* **DATA SHOWN**:
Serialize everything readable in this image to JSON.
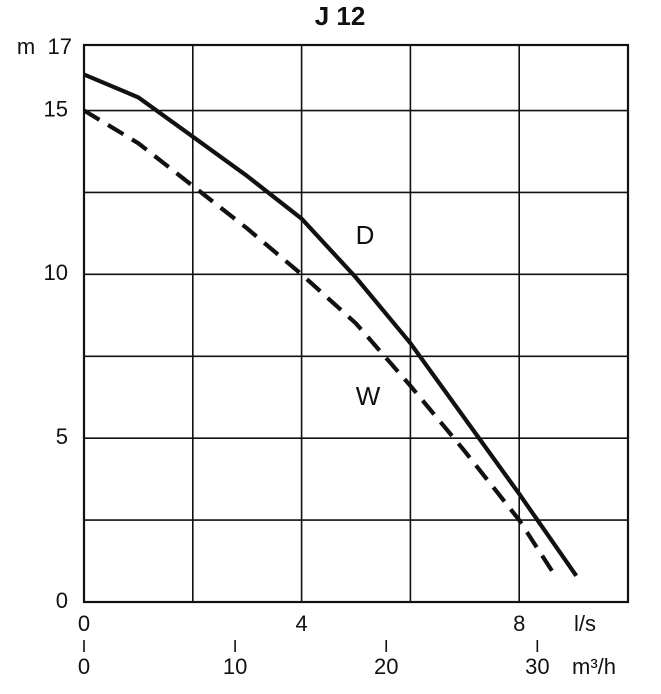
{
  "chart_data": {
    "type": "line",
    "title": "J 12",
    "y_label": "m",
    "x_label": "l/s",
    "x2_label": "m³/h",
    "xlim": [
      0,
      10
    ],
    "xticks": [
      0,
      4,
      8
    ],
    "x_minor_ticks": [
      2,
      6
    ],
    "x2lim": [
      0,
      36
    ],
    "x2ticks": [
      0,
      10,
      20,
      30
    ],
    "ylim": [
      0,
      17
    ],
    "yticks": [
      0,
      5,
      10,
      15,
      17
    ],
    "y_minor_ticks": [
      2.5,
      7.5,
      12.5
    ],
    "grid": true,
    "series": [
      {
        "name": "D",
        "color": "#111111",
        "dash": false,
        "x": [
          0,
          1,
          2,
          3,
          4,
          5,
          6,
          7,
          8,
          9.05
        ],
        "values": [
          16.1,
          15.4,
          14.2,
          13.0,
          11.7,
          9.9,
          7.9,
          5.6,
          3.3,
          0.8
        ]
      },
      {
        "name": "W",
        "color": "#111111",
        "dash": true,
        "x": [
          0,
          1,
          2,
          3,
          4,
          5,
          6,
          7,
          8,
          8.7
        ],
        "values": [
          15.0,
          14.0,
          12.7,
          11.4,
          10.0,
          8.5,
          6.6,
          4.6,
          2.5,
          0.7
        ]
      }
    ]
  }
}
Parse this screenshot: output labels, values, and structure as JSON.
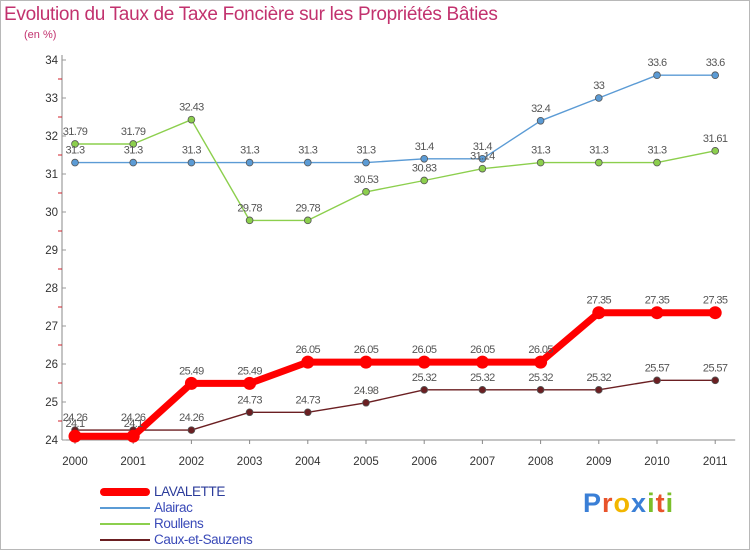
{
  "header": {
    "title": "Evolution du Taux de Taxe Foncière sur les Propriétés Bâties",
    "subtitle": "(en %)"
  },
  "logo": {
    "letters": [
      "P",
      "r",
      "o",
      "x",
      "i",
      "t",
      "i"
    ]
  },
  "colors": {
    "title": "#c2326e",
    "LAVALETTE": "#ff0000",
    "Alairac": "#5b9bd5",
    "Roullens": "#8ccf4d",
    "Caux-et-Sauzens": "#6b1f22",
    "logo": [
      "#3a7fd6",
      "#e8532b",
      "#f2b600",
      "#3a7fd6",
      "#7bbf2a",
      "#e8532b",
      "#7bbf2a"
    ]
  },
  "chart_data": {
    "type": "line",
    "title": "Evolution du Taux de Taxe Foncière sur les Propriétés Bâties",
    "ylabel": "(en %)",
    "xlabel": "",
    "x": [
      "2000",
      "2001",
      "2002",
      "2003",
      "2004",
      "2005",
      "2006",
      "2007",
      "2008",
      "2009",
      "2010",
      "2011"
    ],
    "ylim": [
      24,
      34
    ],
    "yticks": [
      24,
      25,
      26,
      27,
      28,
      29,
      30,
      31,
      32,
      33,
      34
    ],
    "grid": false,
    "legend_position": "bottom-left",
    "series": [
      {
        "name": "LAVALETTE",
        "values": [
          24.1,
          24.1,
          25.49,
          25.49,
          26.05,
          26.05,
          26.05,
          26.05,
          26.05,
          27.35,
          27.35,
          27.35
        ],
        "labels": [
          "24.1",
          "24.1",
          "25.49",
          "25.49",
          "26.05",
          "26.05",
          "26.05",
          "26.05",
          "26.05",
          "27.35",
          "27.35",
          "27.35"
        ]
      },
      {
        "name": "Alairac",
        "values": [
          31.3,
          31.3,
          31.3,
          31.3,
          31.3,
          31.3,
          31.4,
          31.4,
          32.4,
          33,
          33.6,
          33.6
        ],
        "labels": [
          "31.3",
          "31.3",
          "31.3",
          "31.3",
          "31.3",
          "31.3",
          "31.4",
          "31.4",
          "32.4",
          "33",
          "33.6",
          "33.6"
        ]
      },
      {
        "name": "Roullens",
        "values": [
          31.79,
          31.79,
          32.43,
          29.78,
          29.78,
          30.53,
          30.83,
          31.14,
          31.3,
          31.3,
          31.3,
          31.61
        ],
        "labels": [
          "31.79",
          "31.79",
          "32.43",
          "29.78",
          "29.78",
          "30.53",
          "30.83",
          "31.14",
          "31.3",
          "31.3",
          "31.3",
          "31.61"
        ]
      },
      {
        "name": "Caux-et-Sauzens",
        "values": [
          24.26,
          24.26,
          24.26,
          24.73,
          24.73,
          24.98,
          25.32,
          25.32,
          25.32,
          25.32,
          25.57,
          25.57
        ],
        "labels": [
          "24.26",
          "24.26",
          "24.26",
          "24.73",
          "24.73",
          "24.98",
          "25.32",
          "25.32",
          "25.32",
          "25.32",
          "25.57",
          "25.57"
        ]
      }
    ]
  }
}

* **EXERCISE DESCRIPTION**:
Copy every record above exactly as written, but leave out the pictures.

* **RESULT**:
Serialize everything readable in this image to JSON.
{
  "chart_data": {
    "type": "line",
    "title": "J 12",
    "y_label": "m",
    "x_label": "l/s",
    "x2_label": "m³/h",
    "xlim": [
      0,
      10
    ],
    "xticks": [
      0,
      4,
      8
    ],
    "x_minor_ticks": [
      2,
      6
    ],
    "x2lim": [
      0,
      36
    ],
    "x2ticks": [
      0,
      10,
      20,
      30
    ],
    "ylim": [
      0,
      17
    ],
    "yticks": [
      0,
      5,
      10,
      15,
      17
    ],
    "y_minor_ticks": [
      2.5,
      7.5,
      12.5
    ],
    "grid": true,
    "series": [
      {
        "name": "D",
        "color": "#111111",
        "dash": false,
        "x": [
          0,
          1,
          2,
          3,
          4,
          5,
          6,
          7,
          8,
          9.05
        ],
        "values": [
          16.1,
          15.4,
          14.2,
          13.0,
          11.7,
          9.9,
          7.9,
          5.6,
          3.3,
          0.8
        ]
      },
      {
        "name": "W",
        "color": "#111111",
        "dash": true,
        "x": [
          0,
          1,
          2,
          3,
          4,
          5,
          6,
          7,
          8,
          8.7
        ],
        "values": [
          15.0,
          14.0,
          12.7,
          11.4,
          10.0,
          8.5,
          6.6,
          4.6,
          2.5,
          0.7
        ]
      }
    ]
  }
}
Parse this screenshot: output labels, values, and structure as JSON.
{
  "header": {
    "title": "Evolution du Taux de Taxe Foncière sur les Propriétés Bâties",
    "subtitle": "(en %)"
  },
  "logo": {
    "letters": [
      "P",
      "r",
      "o",
      "x",
      "i",
      "t",
      "i"
    ]
  },
  "colors": {
    "title": "#c2326e",
    "LAVALETTE": "#ff0000",
    "Alairac": "#5b9bd5",
    "Roullens": "#8ccf4d",
    "Caux-et-Sauzens": "#6b1f22",
    "logo": [
      "#3a7fd6",
      "#e8532b",
      "#f2b600",
      "#3a7fd6",
      "#7bbf2a",
      "#e8532b",
      "#7bbf2a"
    ]
  },
  "chart_data": {
    "type": "line",
    "title": "Evolution du Taux de Taxe Foncière sur les Propriétés Bâties",
    "ylabel": "(en %)",
    "xlabel": "",
    "x": [
      "2000",
      "2001",
      "2002",
      "2003",
      "2004",
      "2005",
      "2006",
      "2007",
      "2008",
      "2009",
      "2010",
      "2011"
    ],
    "ylim": [
      24,
      34
    ],
    "yticks": [
      24,
      25,
      26,
      27,
      28,
      29,
      30,
      31,
      32,
      33,
      34
    ],
    "grid": false,
    "legend_position": "bottom-left",
    "series": [
      {
        "name": "LAVALETTE",
        "values": [
          24.1,
          24.1,
          25.49,
          25.49,
          26.05,
          26.05,
          26.05,
          26.05,
          26.05,
          27.35,
          27.35,
          27.35
        ],
        "labels": [
          "24.1",
          "24.1",
          "25.49",
          "25.49",
          "26.05",
          "26.05",
          "26.05",
          "26.05",
          "26.05",
          "27.35",
          "27.35",
          "27.35"
        ]
      },
      {
        "name": "Alairac",
        "values": [
          31.3,
          31.3,
          31.3,
          31.3,
          31.3,
          31.3,
          31.4,
          31.4,
          32.4,
          33,
          33.6,
          33.6
        ],
        "labels": [
          "31.3",
          "31.3",
          "31.3",
          "31.3",
          "31.3",
          "31.3",
          "31.4",
          "31.4",
          "32.4",
          "33",
          "33.6",
          "33.6"
        ]
      },
      {
        "name": "Roullens",
        "values": [
          31.79,
          31.79,
          32.43,
          29.78,
          29.78,
          30.53,
          30.83,
          31.14,
          31.3,
          31.3,
          31.3,
          31.61
        ],
        "labels": [
          "31.79",
          "31.79",
          "32.43",
          "29.78",
          "29.78",
          "30.53",
          "30.83",
          "31.14",
          "31.3",
          "31.3",
          "31.3",
          "31.61"
        ]
      },
      {
        "name": "Caux-et-Sauzens",
        "values": [
          24.26,
          24.26,
          24.26,
          24.73,
          24.73,
          24.98,
          25.32,
          25.32,
          25.32,
          25.32,
          25.57,
          25.57
        ],
        "labels": [
          "24.26",
          "24.26",
          "24.26",
          "24.73",
          "24.73",
          "24.98",
          "25.32",
          "25.32",
          "25.32",
          "25.32",
          "25.57",
          "25.57"
        ]
      }
    ]
  }
}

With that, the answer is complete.